• Request
Please transcribe the data that follows without the pictures, keeping every word the same.

• Collected data entries
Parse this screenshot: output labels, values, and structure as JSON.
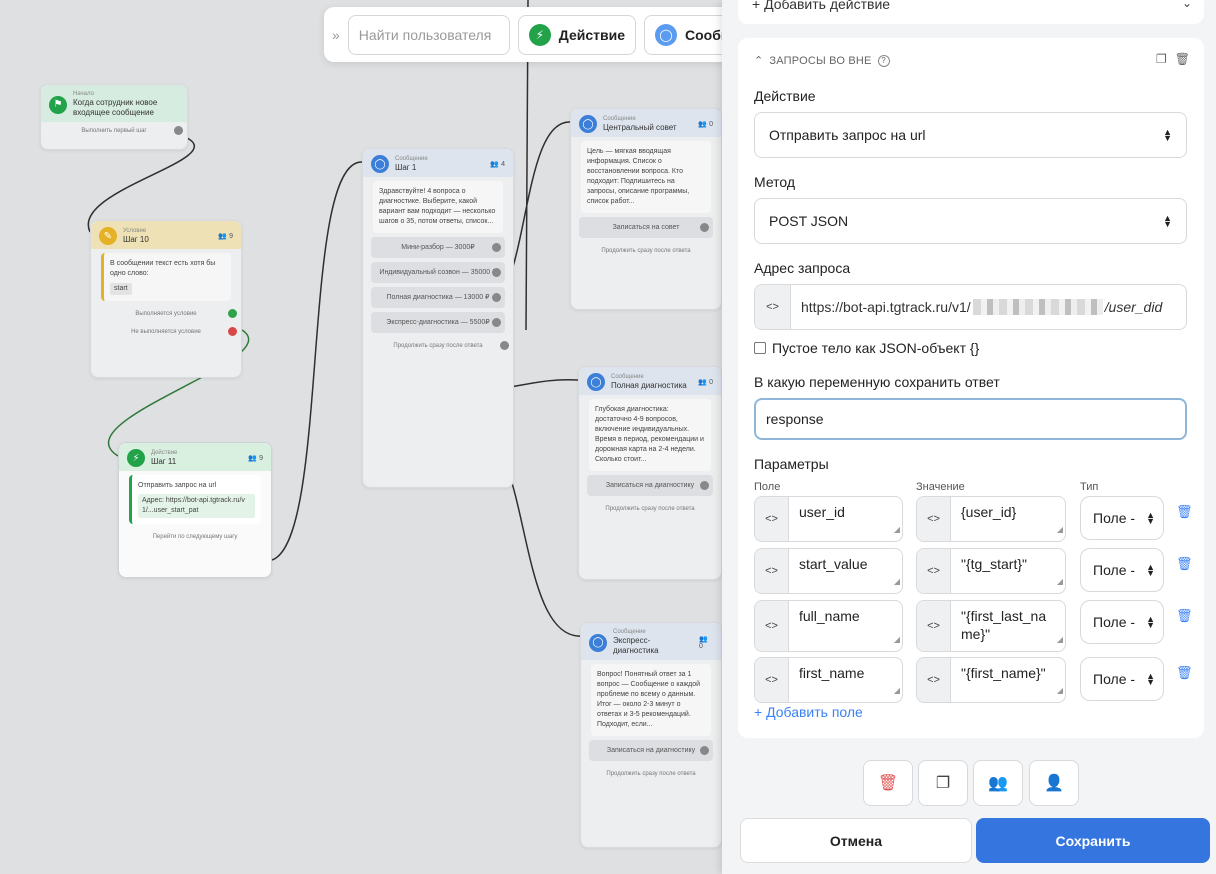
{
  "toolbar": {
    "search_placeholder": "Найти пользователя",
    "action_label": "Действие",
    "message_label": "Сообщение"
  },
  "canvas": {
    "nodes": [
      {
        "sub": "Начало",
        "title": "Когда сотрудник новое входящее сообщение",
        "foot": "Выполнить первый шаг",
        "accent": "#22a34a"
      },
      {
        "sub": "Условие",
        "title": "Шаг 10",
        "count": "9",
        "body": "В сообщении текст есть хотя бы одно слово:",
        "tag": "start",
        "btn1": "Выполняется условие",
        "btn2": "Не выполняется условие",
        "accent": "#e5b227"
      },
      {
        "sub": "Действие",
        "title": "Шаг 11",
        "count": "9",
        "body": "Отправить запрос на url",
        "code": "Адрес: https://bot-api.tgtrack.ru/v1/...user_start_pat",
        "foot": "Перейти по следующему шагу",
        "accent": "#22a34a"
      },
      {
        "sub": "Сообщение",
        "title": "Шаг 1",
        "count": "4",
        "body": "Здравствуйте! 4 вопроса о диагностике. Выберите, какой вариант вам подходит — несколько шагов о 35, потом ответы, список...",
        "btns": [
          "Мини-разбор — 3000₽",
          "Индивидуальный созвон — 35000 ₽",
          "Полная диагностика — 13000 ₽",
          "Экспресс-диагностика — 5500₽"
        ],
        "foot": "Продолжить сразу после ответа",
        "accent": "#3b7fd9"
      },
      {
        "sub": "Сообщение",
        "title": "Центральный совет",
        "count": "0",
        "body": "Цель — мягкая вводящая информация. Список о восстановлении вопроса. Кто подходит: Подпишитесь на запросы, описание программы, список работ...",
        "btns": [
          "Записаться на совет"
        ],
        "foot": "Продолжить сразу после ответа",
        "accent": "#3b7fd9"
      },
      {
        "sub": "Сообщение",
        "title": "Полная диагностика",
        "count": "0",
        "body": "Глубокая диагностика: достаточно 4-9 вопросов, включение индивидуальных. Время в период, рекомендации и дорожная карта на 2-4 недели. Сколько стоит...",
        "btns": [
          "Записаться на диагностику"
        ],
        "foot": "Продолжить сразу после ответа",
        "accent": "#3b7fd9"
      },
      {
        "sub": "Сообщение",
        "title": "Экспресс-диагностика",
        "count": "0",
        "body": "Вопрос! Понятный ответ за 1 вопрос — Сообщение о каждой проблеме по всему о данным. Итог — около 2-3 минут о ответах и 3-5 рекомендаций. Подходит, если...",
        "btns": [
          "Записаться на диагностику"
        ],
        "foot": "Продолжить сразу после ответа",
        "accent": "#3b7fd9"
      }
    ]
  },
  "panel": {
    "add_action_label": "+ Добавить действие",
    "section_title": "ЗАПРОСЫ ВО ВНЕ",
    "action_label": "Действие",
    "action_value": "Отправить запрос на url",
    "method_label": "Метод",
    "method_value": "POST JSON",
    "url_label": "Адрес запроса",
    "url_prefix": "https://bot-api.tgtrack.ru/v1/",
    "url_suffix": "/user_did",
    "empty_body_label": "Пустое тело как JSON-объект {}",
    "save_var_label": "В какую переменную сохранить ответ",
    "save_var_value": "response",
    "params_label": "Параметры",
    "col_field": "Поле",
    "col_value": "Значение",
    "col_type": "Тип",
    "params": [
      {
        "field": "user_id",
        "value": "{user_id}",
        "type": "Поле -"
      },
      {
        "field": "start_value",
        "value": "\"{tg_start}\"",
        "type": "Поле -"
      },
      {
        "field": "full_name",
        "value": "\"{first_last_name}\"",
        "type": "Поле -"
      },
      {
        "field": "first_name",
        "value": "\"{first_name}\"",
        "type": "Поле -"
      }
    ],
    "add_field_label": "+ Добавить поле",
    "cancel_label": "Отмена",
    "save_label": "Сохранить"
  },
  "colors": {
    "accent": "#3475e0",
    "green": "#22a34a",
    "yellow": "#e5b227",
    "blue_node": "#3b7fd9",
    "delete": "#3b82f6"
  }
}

• Answer below
Parse this screenshot: output labels, values, and structure as JSON.
{
  "toolbar": {
    "search_placeholder": "Найти пользователя",
    "action_label": "Действие",
    "message_label": "Сообщение"
  },
  "canvas": {
    "nodes": [
      {
        "sub": "Начало",
        "title": "Когда сотрудник новое входящее сообщение",
        "foot": "Выполнить первый шаг",
        "accent": "#22a34a"
      },
      {
        "sub": "Условие",
        "title": "Шаг 10",
        "count": "9",
        "body": "В сообщении текст есть хотя бы одно слово:",
        "tag": "start",
        "btn1": "Выполняется условие",
        "btn2": "Не выполняется условие",
        "accent": "#e5b227"
      },
      {
        "sub": "Действие",
        "title": "Шаг 11",
        "count": "9",
        "body": "Отправить запрос на url",
        "code": "Адрес: https://bot-api.tgtrack.ru/v1/...user_start_pat",
        "foot": "Перейти по следующему шагу",
        "accent": "#22a34a"
      },
      {
        "sub": "Сообщение",
        "title": "Шаг 1",
        "count": "4",
        "body": "Здравствуйте! 4 вопроса о диагностике. Выберите, какой вариант вам подходит — несколько шагов о 35, потом ответы, список...",
        "btns": [
          "Мини-разбор — 3000₽",
          "Индивидуальный созвон — 35000 ₽",
          "Полная диагностика — 13000 ₽",
          "Экспресс-диагностика — 5500₽"
        ],
        "foot": "Продолжить сразу после ответа",
        "accent": "#3b7fd9"
      },
      {
        "sub": "Сообщение",
        "title": "Центральный совет",
        "count": "0",
        "body": "Цель — мягкая вводящая информация. Список о восстановлении вопроса. Кто подходит: Подпишитесь на запросы, описание программы, список работ...",
        "btns": [
          "Записаться на совет"
        ],
        "foot": "Продолжить сразу после ответа",
        "accent": "#3b7fd9"
      },
      {
        "sub": "Сообщение",
        "title": "Полная диагностика",
        "count": "0",
        "body": "Глубокая диагностика: достаточно 4-9 вопросов, включение индивидуальных. Время в период, рекомендации и дорожная карта на 2-4 недели. Сколько стоит...",
        "btns": [
          "Записаться на диагностику"
        ],
        "foot": "Продолжить сразу после ответа",
        "accent": "#3b7fd9"
      },
      {
        "sub": "Сообщение",
        "title": "Экспресс-диагностика",
        "count": "0",
        "body": "Вопрос! Понятный ответ за 1 вопрос — Сообщение о каждой проблеме по всему о данным. Итог — около 2-3 минут о ответах и 3-5 рекомендаций. Подходит, если...",
        "btns": [
          "Записаться на диагностику"
        ],
        "foot": "Продолжить сразу после ответа",
        "accent": "#3b7fd9"
      }
    ]
  },
  "panel": {
    "add_action_label": "+ Добавить действие",
    "section_title": "ЗАПРОСЫ ВО ВНЕ",
    "action_label": "Действие",
    "action_value": "Отправить запрос на url",
    "method_label": "Метод",
    "method_value": "POST JSON",
    "url_label": "Адрес запроса",
    "url_prefix": "https://bot-api.tgtrack.ru/v1/",
    "url_suffix": "/user_did",
    "empty_body_label": "Пустое тело как JSON-объект {}",
    "save_var_label": "В какую переменную сохранить ответ",
    "save_var_value": "response",
    "params_label": "Параметры",
    "col_field": "Поле",
    "col_value": "Значение",
    "col_type": "Тип",
    "params": [
      {
        "field": "user_id",
        "value": "{user_id}",
        "type": "Поле -"
      },
      {
        "field": "start_value",
        "value": "\"{tg_start}\"",
        "type": "Поле -"
      },
      {
        "field": "full_name",
        "value": "\"{first_last_name}\"",
        "type": "Поле -"
      },
      {
        "field": "first_name",
        "value": "\"{first_name}\"",
        "type": "Поле -"
      }
    ],
    "add_field_label": "+ Добавить поле",
    "cancel_label": "Отмена",
    "save_label": "Сохранить"
  },
  "colors": {
    "accent": "#3475e0",
    "green": "#22a34a",
    "yellow": "#e5b227",
    "blue_node": "#3b7fd9",
    "delete": "#3b82f6"
  }
}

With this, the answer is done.